Begin

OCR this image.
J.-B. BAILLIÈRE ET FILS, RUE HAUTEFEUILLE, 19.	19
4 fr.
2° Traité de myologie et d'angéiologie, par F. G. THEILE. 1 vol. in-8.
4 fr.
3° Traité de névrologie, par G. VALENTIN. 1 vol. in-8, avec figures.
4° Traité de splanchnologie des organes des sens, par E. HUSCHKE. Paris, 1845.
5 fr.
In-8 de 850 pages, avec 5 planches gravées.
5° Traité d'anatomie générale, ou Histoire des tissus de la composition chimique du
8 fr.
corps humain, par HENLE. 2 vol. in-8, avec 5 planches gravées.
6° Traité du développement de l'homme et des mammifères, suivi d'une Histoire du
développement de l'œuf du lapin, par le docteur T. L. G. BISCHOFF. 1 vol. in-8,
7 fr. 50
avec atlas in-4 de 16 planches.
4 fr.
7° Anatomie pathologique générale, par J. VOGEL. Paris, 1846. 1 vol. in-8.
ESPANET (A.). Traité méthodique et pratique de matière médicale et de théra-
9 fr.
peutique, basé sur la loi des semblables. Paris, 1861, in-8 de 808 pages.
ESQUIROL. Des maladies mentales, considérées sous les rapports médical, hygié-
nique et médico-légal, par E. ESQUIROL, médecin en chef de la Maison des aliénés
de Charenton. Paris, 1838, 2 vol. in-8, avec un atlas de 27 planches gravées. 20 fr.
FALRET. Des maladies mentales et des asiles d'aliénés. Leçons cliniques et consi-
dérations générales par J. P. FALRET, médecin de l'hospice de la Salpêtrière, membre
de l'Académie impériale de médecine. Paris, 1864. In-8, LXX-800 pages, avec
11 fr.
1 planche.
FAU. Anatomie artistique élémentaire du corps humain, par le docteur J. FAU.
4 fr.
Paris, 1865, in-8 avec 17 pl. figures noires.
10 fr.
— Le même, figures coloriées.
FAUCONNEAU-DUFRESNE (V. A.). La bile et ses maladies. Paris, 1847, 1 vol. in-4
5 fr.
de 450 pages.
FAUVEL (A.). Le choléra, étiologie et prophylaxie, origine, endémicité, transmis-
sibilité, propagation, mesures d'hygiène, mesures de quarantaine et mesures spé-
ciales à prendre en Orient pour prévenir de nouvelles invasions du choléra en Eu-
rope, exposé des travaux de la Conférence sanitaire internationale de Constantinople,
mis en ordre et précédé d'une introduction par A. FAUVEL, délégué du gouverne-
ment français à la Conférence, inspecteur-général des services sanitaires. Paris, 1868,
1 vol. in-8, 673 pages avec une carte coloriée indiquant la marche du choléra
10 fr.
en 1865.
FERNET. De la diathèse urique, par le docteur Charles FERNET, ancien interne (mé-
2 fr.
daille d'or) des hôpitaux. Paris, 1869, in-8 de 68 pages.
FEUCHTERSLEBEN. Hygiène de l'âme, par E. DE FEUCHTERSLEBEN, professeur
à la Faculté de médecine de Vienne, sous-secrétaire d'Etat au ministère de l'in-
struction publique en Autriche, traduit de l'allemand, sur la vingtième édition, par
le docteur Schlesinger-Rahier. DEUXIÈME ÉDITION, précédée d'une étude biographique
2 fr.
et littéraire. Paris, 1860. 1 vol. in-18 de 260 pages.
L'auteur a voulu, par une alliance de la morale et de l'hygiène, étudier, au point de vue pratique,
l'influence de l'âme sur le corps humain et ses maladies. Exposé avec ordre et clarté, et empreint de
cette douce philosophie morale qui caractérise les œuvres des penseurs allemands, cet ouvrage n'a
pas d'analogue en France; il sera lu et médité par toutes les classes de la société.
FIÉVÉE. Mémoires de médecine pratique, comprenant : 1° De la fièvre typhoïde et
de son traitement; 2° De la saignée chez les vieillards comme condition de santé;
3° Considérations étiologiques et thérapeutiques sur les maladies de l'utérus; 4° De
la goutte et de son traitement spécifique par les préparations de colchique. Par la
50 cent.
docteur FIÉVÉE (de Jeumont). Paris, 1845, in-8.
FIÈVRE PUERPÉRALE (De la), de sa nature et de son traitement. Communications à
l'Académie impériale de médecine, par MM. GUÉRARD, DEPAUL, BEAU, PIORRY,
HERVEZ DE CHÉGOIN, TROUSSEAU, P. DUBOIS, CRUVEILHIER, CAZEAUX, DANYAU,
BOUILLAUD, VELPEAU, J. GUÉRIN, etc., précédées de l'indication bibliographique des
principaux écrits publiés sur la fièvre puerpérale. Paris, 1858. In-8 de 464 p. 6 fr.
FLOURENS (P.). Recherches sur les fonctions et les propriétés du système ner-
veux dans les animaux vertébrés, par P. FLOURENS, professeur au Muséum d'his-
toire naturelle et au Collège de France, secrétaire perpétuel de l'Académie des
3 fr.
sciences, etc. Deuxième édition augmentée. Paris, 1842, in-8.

End
Begin

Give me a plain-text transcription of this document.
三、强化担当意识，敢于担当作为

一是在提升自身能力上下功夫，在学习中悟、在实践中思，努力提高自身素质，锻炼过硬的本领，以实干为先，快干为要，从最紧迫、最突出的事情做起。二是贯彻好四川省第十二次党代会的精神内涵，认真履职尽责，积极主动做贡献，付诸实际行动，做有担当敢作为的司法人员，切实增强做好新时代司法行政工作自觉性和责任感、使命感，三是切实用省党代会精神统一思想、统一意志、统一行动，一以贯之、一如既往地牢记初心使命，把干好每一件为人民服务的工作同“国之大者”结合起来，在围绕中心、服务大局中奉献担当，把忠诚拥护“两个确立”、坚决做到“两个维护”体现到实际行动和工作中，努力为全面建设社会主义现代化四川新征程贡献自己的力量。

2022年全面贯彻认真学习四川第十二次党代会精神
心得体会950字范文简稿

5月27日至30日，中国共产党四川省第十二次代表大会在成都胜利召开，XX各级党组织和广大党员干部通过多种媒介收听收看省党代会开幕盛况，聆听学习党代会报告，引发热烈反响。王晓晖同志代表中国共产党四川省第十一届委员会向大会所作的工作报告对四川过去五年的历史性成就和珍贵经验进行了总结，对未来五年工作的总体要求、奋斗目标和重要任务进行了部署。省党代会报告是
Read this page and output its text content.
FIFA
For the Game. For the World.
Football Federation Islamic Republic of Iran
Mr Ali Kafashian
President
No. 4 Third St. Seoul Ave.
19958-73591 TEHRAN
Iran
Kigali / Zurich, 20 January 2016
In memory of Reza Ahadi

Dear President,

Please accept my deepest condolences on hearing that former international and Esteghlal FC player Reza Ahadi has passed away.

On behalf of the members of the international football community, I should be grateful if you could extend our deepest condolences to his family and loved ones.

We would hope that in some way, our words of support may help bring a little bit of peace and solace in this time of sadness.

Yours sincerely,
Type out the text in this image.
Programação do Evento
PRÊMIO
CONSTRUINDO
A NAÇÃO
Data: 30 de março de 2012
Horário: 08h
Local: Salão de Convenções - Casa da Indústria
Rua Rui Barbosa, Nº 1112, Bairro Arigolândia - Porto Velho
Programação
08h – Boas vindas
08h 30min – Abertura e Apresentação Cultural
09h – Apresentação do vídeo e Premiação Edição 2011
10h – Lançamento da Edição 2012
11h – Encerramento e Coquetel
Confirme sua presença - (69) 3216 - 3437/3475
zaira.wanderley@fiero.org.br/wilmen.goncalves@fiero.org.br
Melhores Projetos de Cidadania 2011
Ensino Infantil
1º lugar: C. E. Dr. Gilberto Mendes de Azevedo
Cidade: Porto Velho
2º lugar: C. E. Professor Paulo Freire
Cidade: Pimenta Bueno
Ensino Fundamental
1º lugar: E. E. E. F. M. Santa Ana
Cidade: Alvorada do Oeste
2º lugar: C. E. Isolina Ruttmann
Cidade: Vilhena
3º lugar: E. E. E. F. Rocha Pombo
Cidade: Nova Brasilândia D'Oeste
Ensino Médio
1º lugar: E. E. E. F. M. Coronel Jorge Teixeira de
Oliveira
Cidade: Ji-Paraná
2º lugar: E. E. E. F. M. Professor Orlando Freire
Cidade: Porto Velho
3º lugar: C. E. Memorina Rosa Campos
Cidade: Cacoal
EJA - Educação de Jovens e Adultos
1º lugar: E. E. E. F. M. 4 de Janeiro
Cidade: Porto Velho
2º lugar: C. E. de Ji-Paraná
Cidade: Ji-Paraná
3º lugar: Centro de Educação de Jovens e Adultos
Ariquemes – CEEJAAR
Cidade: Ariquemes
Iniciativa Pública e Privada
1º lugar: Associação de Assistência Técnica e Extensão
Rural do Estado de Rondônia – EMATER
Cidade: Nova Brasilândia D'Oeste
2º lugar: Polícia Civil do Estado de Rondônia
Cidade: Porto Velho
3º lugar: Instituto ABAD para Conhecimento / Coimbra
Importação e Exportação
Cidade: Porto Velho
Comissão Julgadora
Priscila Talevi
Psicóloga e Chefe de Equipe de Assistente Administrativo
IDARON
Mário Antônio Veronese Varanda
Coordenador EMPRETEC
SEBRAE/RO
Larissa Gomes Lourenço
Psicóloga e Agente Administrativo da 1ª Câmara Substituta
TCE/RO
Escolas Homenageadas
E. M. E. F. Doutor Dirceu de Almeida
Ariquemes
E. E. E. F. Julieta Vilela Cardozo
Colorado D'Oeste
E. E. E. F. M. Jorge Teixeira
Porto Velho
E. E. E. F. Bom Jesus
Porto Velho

End
Begin

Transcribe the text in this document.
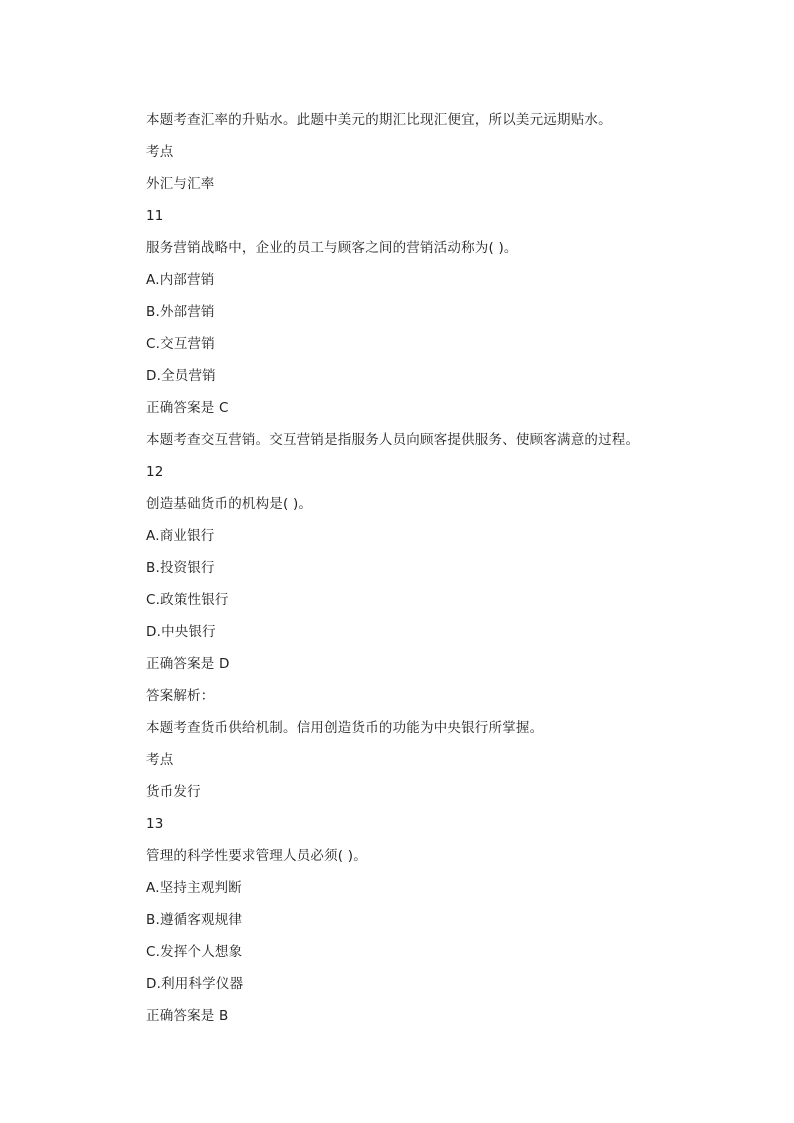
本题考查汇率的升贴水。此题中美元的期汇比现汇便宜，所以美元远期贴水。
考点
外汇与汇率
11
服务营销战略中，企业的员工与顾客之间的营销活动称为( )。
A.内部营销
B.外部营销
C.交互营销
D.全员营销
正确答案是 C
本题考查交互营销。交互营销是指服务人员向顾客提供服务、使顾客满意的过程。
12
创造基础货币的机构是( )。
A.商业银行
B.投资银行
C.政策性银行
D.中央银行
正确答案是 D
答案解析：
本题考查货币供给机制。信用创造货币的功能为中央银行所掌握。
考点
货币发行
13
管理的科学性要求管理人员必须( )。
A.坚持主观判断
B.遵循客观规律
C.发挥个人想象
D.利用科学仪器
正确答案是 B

End

DIRECTIONS FOR THIS TASK: Extract each line from the entries above that contains the string "Ensino".

CORRECT RESULT:
Ensino Infantil
Ensino Fundamental
Ensino Médio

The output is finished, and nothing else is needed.